• Listing:
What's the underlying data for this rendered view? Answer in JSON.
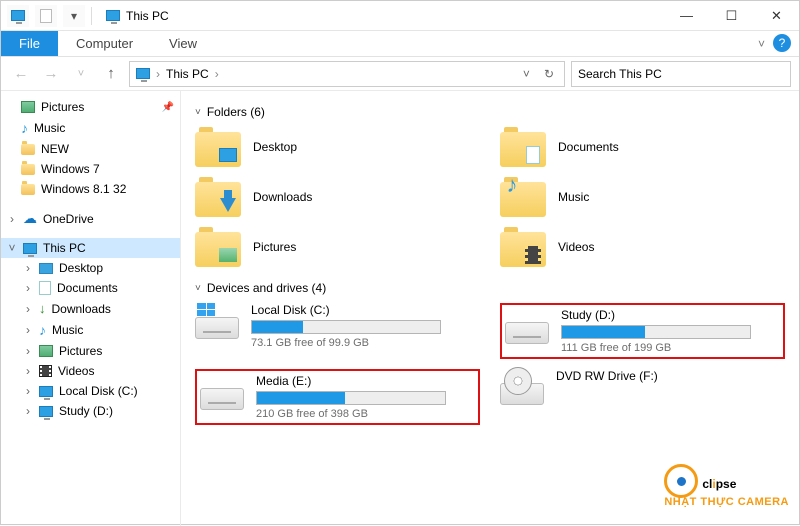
{
  "titlebar": {
    "title": "This PC"
  },
  "wincontrols": {
    "min": "—",
    "max": "☐",
    "close": "✕"
  },
  "ribbon": {
    "file": "File",
    "tabs": [
      "Computer",
      "View"
    ],
    "chevron": "˅",
    "help": "?"
  },
  "nav": {
    "back": "←",
    "fwd": "→",
    "recent": "˅",
    "up": "↑",
    "refresh": "↻",
    "dropdown": "˅"
  },
  "breadcrumb": {
    "root_icon": "monitor",
    "items": [
      "This PC"
    ],
    "sep": "›"
  },
  "search": {
    "placeholder": "Search This PC"
  },
  "tree": [
    {
      "icon": "pic",
      "label": "Pictures",
      "pinned": true
    },
    {
      "icon": "music",
      "label": "Music"
    },
    {
      "icon": "folder",
      "label": "NEW"
    },
    {
      "icon": "folder",
      "label": "Windows 7"
    },
    {
      "icon": "folder",
      "label": "Windows 8.1 32"
    },
    {
      "spacer": true
    },
    {
      "icon": "onedrive",
      "label": "OneDrive",
      "expandable": true
    },
    {
      "spacer": true
    },
    {
      "icon": "monitor",
      "label": "This PC",
      "selected": true,
      "expandable": true,
      "expanded": true
    },
    {
      "icon": "desktop",
      "label": "Desktop",
      "indent": 1,
      "expandable": true
    },
    {
      "icon": "doc",
      "label": "Documents",
      "indent": 1,
      "expandable": true
    },
    {
      "icon": "down",
      "label": "Downloads",
      "indent": 1,
      "expandable": true
    },
    {
      "icon": "music",
      "label": "Music",
      "indent": 1,
      "expandable": true
    },
    {
      "icon": "pic",
      "label": "Pictures",
      "indent": 1,
      "expandable": true
    },
    {
      "icon": "video",
      "label": "Videos",
      "indent": 1,
      "expandable": true
    },
    {
      "icon": "drive",
      "label": "Local Disk (C:)",
      "indent": 1,
      "expandable": true
    },
    {
      "icon": "drive",
      "label": "Study (D:)",
      "indent": 1,
      "expandable": true,
      "cut": true
    }
  ],
  "sections": {
    "folders": {
      "title": "Folders (6)",
      "caret": "˅"
    },
    "drives": {
      "title": "Devices and drives (4)",
      "caret": "˅"
    }
  },
  "folders": [
    {
      "name": "Desktop",
      "badge": "desktop"
    },
    {
      "name": "Documents",
      "badge": "doc"
    },
    {
      "name": "Downloads",
      "badge": "down"
    },
    {
      "name": "Music",
      "badge": "music"
    },
    {
      "name": "Pictures",
      "badge": "pic"
    },
    {
      "name": "Videos",
      "badge": "video"
    }
  ],
  "drives": [
    {
      "name": "Local Disk (C:)",
      "free": "73.1 GB free of 99.9 GB",
      "fill": 27,
      "os": true,
      "highlight": false
    },
    {
      "name": "Study (D:)",
      "free": "111 GB free of 199 GB",
      "fill": 44,
      "highlight": true
    },
    {
      "name": "Media (E:)",
      "free": "210 GB free of 398 GB",
      "fill": 47,
      "highlight": true
    },
    {
      "name": "DVD RW Drive (F:)",
      "dvd": true,
      "highlight": false
    }
  ],
  "watermark": {
    "brand_pre": "cl",
    "brand_i": "i",
    "brand_post": "pse",
    "subtitle": "NHẬT THỰC CAMERA"
  }
}
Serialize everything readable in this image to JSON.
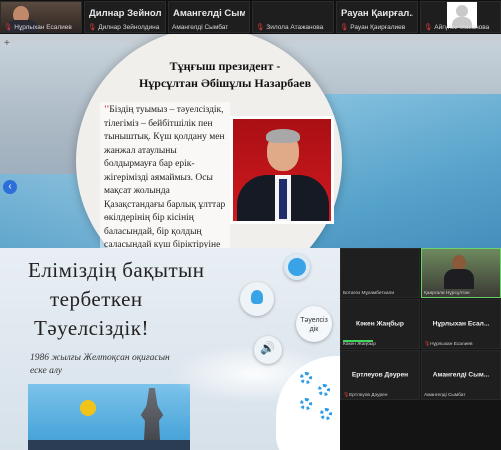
{
  "top_gallery": {
    "tiles": [
      {
        "big": "",
        "small": "Нұрлыхан Есалиев",
        "has_video": true
      },
      {
        "big": "Дилнар Зейнол...",
        "small": "Дилнар Зейнолдина",
        "has_video": false
      },
      {
        "big": "Амангелді Сым...",
        "small": "Амангелді Сымбат",
        "has_video": false
      },
      {
        "big": "",
        "small": "Зилола Атажанова",
        "has_video": false
      },
      {
        "big": "Рауан Қаирғал...",
        "small": "Рауан Қаирғалиев",
        "has_video": false
      },
      {
        "big": "",
        "small": "Айгүлім Маканова",
        "has_avatar": true
      }
    ]
  },
  "slide1": {
    "title_line1": "Тұңғыш президент -",
    "title_line2": "Нұрсұлтан Әбішұлы Назарбаев",
    "quote_open": "''",
    "quote_text": "Біздің туымыз – тәуелсіздік, тілегіміз – бейбітшілік пен тыныштық. Күш қолдану мен жанжал атаулыны болдырмауға бар ерік-жігерімізді аямаймыз. Осы мақсат жолында Қазақстандағы барлық ұлттар өкілдерінің бір кісінің баласындай, бір қолдың саласындай күш біріктіруіне мүделіміз",
    "quote_close": "''",
    "nav_prev": "‹",
    "add_symbol": "+"
  },
  "slide2": {
    "header_line1": "Еліміздің бақытын",
    "header_line2": "тербеткен",
    "header_line3": "Тәуелсіздік!",
    "subtitle": "1986 жылғы Желтоқсан оқиғасын еске алу",
    "circle_text": "Тәуелсіз дік"
  },
  "bottom_grid": {
    "cells": [
      {
        "name": "",
        "small": "Ботагөз Мұхамбетхали",
        "camera": false
      },
      {
        "name": "",
        "small": "Қаиргали Нұрсұлтан",
        "camera": true,
        "active": true
      },
      {
        "name": "Кәкен Жаңбыр",
        "small": "Кәкен Жаңбыр",
        "camera": false
      },
      {
        "name": "Нұрлыхан Есал...",
        "small": "Нұрлыхан Есалиев",
        "camera": false
      },
      {
        "name": "Ертлеуов Дәурен",
        "small": "Ертлеуов Дәурен",
        "camera": false
      },
      {
        "name": "Амангелді Сым...",
        "small": "Амангелді Сымбат",
        "camera": false
      }
    ]
  },
  "colors": {
    "zoom_dark": "#1e1e1e",
    "mic_muted": "#e03b3b",
    "speaking_green": "#3fd45a",
    "slide_blue": "#3aa3e8",
    "quote_mark": "#c04040"
  }
}
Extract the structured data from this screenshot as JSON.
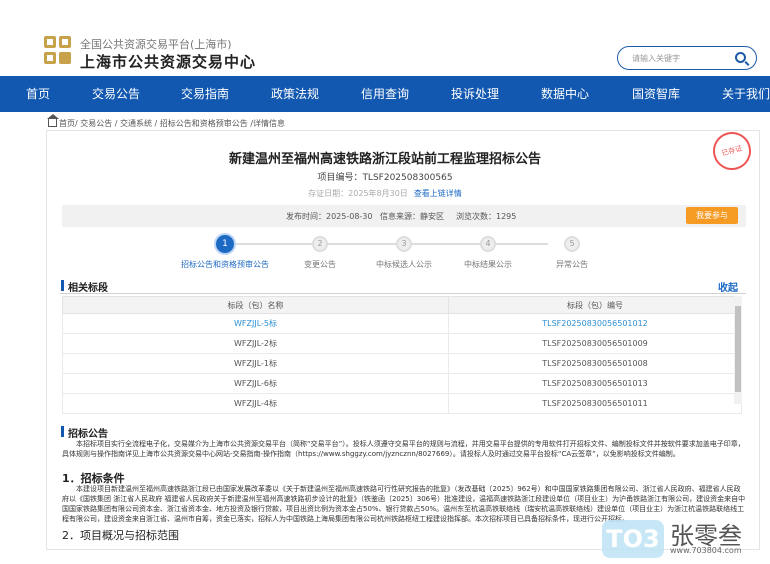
{
  "header": {
    "site_sub": "全国公共资源交易平台(上海市)",
    "site_main": "上海市公共资源交易中心",
    "search_placeholder": "请输入关键字"
  },
  "nav": [
    "首页",
    "交易公告",
    "交易指南",
    "政策法规",
    "信用查询",
    "投诉处理",
    "数据中心",
    "国资智库",
    "关于我们"
  ],
  "breadcrumb": "首页/ 交易公告 / 交通系统 / 招标公告和资格预审公告 /详情信息",
  "notice": {
    "title": "新建温州至福州高速铁路浙江段站前工程监理招标公告",
    "project_no": "项目编号：TLSF202508300565",
    "deposit_date": "存证日期：2025年8月30日",
    "deposit_link": "查看上链详情",
    "stamp": "已存证",
    "publish_time": "发布时间：2025-08-30",
    "source": "信息来源：静安区",
    "views": "浏览次数：1295",
    "join_button": "我要参与"
  },
  "steps": [
    {
      "num": "1",
      "label": "招标公告和资格预审公告"
    },
    {
      "num": "2",
      "label": "变更公告"
    },
    {
      "num": "3",
      "label": "中标候选人公示"
    },
    {
      "num": "4",
      "label": "中标结果公示"
    },
    {
      "num": "5",
      "label": "异常公告"
    }
  ],
  "related": {
    "heading": "相关标段",
    "collapse": "收起",
    "col_name": "标段（包）名称",
    "col_no": "标段（包）编号",
    "rows": [
      {
        "name": "WFZJJL-5标",
        "no": "TLSF20250830056501012"
      },
      {
        "name": "WFZJJL-2标",
        "no": "TLSF20250830056501009"
      },
      {
        "name": "WFZJJL-1标",
        "no": "TLSF20250830056501008"
      },
      {
        "name": "WFZJJL-6标",
        "no": "TLSF20250830056501013"
      },
      {
        "name": "WFZJJL-4标",
        "no": "TLSF20250830056501011"
      }
    ]
  },
  "announcement": {
    "heading": "招标公告",
    "intro": "本招标项目实行全流程电子化，交易媒介为上海市公共资源交易平台（简称“交易平台”）。投标人须遵守交易平台的规则与流程，并用交易平台提供的专用软件打开招标文件、编制投标文件并按软件要求加盖电子印章，具体规则与操作指南详见上海市公共资源交易中心网站-交易指南-操作指南（https://www.shggzy.com/jyzncznn/8027669）。请投标人及时通过交易平台投标“CA云签章”，以免影响投标文件编制。",
    "sec1": "1．招标条件",
    "sec1_text": "本建设项目新建温州至福州高速铁路浙江段已由国家发展改革委以《关于新建温州至福州高速铁路可行性研究报告的批复》（发改基础〔2025〕962号）和中国国家铁路集团有限公司、浙江省人民政府、福建省人民政府以《国铁集团 浙江省人民政府 福建省人民政府关于新建温州至福州高速铁路初步设计的批复》（铁鉴函〔2025〕306号）批准建设，温福高速铁路浙江段建设单位（项目业主）为沪甬铁路浙江有限公司，建设资金来自中国国家铁路集团有限公司资本金、浙江省资本金、地方投资及银行贷款，项目出资比例为资本金占50%、银行贷款占50%。温州东至杭温高铁联络线（瑞安杭温高铁联络线）建设单位（项目业主）为浙江杭温铁路联络线工程有限公司，建设资金来自浙江省、温州市自筹，资金已落实，招标人为中国铁路上海局集团有限公司杭州铁路枢纽工程建设指挥部。本次招标项目已具备招标条件，现进行公开招标。",
    "sec2": "2．项目概况与招标范围"
  },
  "watermark": {
    "brand": "TO3",
    "name": "张零叁",
    "url": "www.703804.com"
  }
}
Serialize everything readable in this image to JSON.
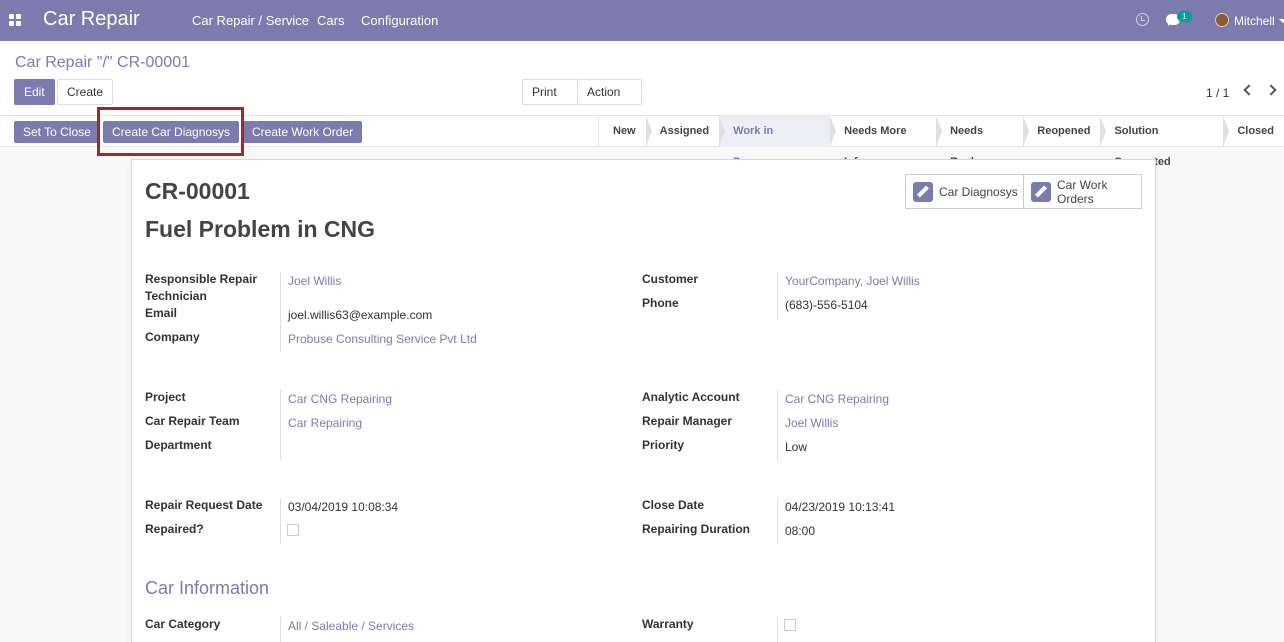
{
  "nav": {
    "app_name": "Car Repair",
    "menu": [
      "Car Repair / Service",
      "Cars",
      "Configuration"
    ],
    "message_count": "1",
    "user": "Mitchell"
  },
  "breadcrumb": "Car Repair \"/\" CR-00001",
  "buttons": {
    "edit": "Edit",
    "create": "Create",
    "print": "Print",
    "action": "Action"
  },
  "pager": "1 / 1",
  "header_buttons": [
    "Set To Close",
    "Create Car Diagnosys",
    "Create Work Order"
  ],
  "stages": [
    "New",
    "Assigned",
    "Work in Progress",
    "Needs More Info",
    "Needs Reply",
    "Reopened",
    "Solution Suggested",
    "Closed"
  ],
  "active_stage": "Work in Progress",
  "smart_buttons": {
    "diagnosys": "Car Diagnosys",
    "work_orders_line1": "Car Work",
    "work_orders_line2": "Orders"
  },
  "record": {
    "code": "CR-00001",
    "title": "Fuel Problem in CNG"
  },
  "labels": {
    "technician": "Responsible Repair Technician",
    "email": "Email",
    "company": "Company",
    "customer": "Customer",
    "phone": "Phone",
    "project": "Project",
    "team": "Car Repair Team",
    "department": "Department",
    "analytic": "Analytic Account",
    "manager": "Repair Manager",
    "priority": "Priority",
    "request_date": "Repair Request Date",
    "repaired": "Repaired?",
    "close_date": "Close Date",
    "duration": "Repairing Duration",
    "car_category": "Car Category",
    "warranty": "Warranty"
  },
  "values": {
    "technician": "Joel Willis",
    "email": "joel.willis63@example.com",
    "company": "Probuse Consulting Service Pvt Ltd",
    "customer": "YourCompany, Joel Willis",
    "phone": "(683)-556-5104",
    "project": "Car CNG Repairing",
    "team": "Car Repairing",
    "analytic": "Car CNG Repairing",
    "manager": "Joel Willis",
    "priority": "Low",
    "request_date": "03/04/2019 10:08:34",
    "close_date": "04/23/2019 10:13:41",
    "duration": "08:00",
    "car_category": "All / Saleable / Services"
  },
  "section_car_info": "Car Information"
}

• Written instruction: Track down the lines that include the word "Diagnosys" and copy them.

• Exercise result:
    "Create Car Diagnosys",
    "diagnosys": "Car Diagnosys",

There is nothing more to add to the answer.